» **AIM**
The entries are to be returned exactly, with images left out.
[BEGIN]
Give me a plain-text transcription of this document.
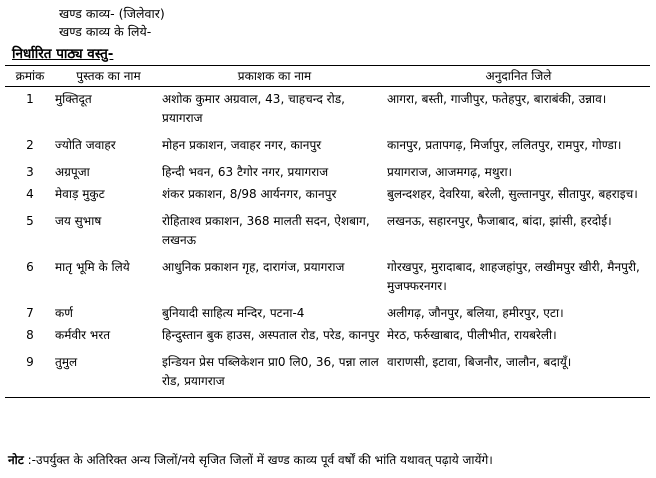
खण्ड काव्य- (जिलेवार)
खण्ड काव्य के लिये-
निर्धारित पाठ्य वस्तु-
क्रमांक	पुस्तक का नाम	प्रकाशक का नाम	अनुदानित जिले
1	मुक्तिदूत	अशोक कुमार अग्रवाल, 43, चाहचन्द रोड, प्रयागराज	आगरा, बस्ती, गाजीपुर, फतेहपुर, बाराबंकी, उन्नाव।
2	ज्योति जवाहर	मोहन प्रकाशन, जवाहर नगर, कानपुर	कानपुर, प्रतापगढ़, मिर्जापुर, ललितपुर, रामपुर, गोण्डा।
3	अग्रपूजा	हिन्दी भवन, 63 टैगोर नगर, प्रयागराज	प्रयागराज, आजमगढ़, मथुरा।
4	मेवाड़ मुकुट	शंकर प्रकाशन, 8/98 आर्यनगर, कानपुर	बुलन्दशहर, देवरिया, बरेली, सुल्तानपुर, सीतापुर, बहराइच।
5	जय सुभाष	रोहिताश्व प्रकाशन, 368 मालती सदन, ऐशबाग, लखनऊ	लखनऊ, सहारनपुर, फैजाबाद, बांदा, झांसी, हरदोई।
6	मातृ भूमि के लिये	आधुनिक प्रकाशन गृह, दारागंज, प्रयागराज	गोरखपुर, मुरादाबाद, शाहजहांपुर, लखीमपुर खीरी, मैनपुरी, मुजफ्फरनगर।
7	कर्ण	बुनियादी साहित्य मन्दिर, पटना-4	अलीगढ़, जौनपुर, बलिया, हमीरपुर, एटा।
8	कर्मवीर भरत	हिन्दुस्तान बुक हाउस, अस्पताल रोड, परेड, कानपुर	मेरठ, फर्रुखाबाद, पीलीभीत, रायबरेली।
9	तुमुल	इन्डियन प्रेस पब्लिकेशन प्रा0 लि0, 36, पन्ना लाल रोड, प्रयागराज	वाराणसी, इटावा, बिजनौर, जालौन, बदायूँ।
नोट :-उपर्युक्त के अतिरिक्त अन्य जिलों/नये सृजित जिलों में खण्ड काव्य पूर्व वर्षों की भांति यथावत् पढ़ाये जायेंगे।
[END]
» **EXPECTED ANSWER**
Give me a plain-text transcription of this document.
खण्ड काव्य- (जिलेवार)
खण्ड काव्य के लिये-
निर्धारित पाठ्य वस्तु-
क्रमांक	पुस्तक का नाम	प्रकाशक का नाम	अनुदानित जिले
1	मुक्तिदूत	अशोक कुमार अग्रवाल, 43, चाहचन्द रोड, प्रयागराज	आगरा, बस्ती, गाजीपुर, फतेहपुर, बाराबंकी, उन्नाव।
2	ज्योति जवाहर	मोहन प्रकाशन, जवाहर नगर, कानपुर	कानपुर, प्रतापगढ़, मिर्जापुर, ललितपुर, रामपुर, गोण्डा।
3	अग्रपूजा	हिन्दी भवन, 63 टैगोर नगर, प्रयागराज	प्रयागराज, आजमगढ़, मथुरा।
4	मेवाड़ मुकुट	शंकर प्रकाशन, 8/98 आर्यनगर, कानपुर	बुलन्दशहर, देवरिया, बरेली, सुल्तानपुर, सीतापुर, बहराइच।
5	जय सुभाष	रोहिताश्व प्रकाशन, 368 मालती सदन, ऐशबाग, लखनऊ	लखनऊ, सहारनपुर, फैजाबाद, बांदा, झांसी, हरदोई।
6	मातृ भूमि के लिये	आधुनिक प्रकाशन गृह, दारागंज, प्रयागराज	गोरखपुर, मुरादाबाद, शाहजहांपुर, लखीमपुर खीरी, मैनपुरी, मुजफ्फरनगर।
7	कर्ण	बुनियादी साहित्य मन्दिर, पटना-4	अलीगढ़, जौनपुर, बलिया, हमीरपुर, एटा।
8	कर्मवीर भरत	हिन्दुस्तान बुक हाउस, अस्पताल रोड, परेड, कानपुर	मेरठ, फर्रुखाबाद, पीलीभीत, रायबरेली।
9	तुमुल	इन्डियन प्रेस पब्लिकेशन प्रा0 लि0, 36, पन्ना लाल रोड, प्रयागराज	वाराणसी, इटावा, बिजनौर, जालौन, बदायूँ।
नोट :-उपर्युक्त के अतिरिक्त अन्य जिलों/नये सृजित जिलों में खण्ड काव्य पूर्व वर्षों की भांति यथावत् पढ़ाये जायेंगे।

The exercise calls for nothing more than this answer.